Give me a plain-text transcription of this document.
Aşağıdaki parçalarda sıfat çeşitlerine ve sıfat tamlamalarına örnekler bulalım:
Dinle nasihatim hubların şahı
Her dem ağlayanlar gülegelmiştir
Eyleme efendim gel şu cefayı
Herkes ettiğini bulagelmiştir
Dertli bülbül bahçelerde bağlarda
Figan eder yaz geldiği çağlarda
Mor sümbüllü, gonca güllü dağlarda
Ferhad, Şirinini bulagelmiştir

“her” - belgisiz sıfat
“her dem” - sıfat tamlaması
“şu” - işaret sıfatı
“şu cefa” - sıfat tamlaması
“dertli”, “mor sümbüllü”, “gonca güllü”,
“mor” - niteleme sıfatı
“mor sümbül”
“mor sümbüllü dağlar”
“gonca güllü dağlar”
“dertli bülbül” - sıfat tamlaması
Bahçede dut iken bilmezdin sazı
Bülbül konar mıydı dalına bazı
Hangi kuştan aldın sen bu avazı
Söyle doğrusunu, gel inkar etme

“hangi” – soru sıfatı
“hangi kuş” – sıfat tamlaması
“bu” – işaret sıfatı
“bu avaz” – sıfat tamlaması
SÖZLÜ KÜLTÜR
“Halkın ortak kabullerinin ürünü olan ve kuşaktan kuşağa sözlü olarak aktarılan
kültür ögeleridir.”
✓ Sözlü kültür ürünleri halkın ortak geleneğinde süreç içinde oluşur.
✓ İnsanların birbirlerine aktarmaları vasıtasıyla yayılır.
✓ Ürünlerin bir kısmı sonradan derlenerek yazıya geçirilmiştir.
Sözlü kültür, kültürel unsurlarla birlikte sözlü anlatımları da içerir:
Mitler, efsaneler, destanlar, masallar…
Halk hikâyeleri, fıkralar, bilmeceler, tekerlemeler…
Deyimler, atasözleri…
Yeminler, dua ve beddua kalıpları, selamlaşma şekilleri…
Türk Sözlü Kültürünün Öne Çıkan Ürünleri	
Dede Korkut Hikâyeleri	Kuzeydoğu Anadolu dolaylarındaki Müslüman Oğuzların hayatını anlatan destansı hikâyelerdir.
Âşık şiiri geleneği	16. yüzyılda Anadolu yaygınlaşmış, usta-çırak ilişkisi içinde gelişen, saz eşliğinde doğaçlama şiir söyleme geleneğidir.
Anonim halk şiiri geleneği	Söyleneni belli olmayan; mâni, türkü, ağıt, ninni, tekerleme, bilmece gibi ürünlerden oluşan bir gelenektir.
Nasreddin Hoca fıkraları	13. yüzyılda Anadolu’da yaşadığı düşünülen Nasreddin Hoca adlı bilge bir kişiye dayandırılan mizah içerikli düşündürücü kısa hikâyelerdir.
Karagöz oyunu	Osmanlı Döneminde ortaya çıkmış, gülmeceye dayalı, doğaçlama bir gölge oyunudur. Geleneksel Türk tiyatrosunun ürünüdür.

→ SHORT EXERCISE
Output all of the material exactly as written.

→ EXERCISE OUTPUT
Give me a plain-text transcription of this document.
Aşağıdaki parçalarda sıfat çeşitlerine ve sıfat tamlamalarına örnekler bulalım:
Dinle nasihatim hubların şahı
Her dem ağlayanlar gülegelmiştir
Eyleme efendim gel şu cefayı
Herkes ettiğini bulagelmiştir
Dertli bülbül bahçelerde bağlarda
Figan eder yaz geldiği çağlarda
Mor sümbüllü, gonca güllü dağlarda
Ferhad, Şirinini bulagelmiştir

“her” - belgisiz sıfat
“her dem” - sıfat tamlaması
“şu” - işaret sıfatı
“şu cefa” - sıfat tamlaması
“dertli”, “mor sümbüllü”, “gonca güllü”,
“mor” - niteleme sıfatı
“mor sümbül”
“mor sümbüllü dağlar”
“gonca güllü dağlar”
“dertli bülbül” - sıfat tamlaması
Bahçede dut iken bilmezdin sazı
Bülbül konar mıydı dalına bazı
Hangi kuştan aldın sen bu avazı
Söyle doğrusunu, gel inkar etme

“hangi” – soru sıfatı
“hangi kuş” – sıfat tamlaması
“bu” – işaret sıfatı
“bu avaz” – sıfat tamlaması
SÖZLÜ KÜLTÜR
“Halkın ortak kabullerinin ürünü olan ve kuşaktan kuşağa sözlü olarak aktarılan
kültür ögeleridir.”
✓ Sözlü kültür ürünleri halkın ortak geleneğinde süreç içinde oluşur.
✓ İnsanların birbirlerine aktarmaları vasıtasıyla yayılır.
✓ Ürünlerin bir kısmı sonradan derlenerek yazıya geçirilmiştir.
Sözlü kültür, kültürel unsurlarla birlikte sözlü anlatımları da içerir:
Mitler, efsaneler, destanlar, masallar…
Halk hikâyeleri, fıkralar, bilmeceler, tekerlemeler…
Deyimler, atasözleri…
Yeminler, dua ve beddua kalıpları, selamlaşma şekilleri…
Türk Sözlü Kültürünün Öne Çıkan Ürünleri	
Dede Korkut Hikâyeleri	Kuzeydoğu Anadolu dolaylarındaki Müslüman Oğuzların hayatını anlatan destansı hikâyelerdir.
Âşık şiiri geleneği	16. yüzyılda Anadolu yaygınlaşmış, usta-çırak ilişkisi içinde gelişen, saz eşliğinde doğaçlama şiir söyleme geleneğidir.
Anonim halk şiiri geleneği	Söyleneni belli olmayan; mâni, türkü, ağıt, ninni, tekerleme, bilmece gibi ürünlerden oluşan bir gelenektir.
Nasreddin Hoca fıkraları	13. yüzyılda Anadolu’da yaşadığı düşünülen Nasreddin Hoca adlı bilge bir kişiye dayandırılan mizah içerikli düşündürücü kısa hikâyelerdir.
Karagöz oyunu	Osmanlı Döneminde ortaya çıkmış, gülmeceye dayalı, doğaçlama bir gölge oyunudur. Geleneksel Türk tiyatrosunun ürünüdür.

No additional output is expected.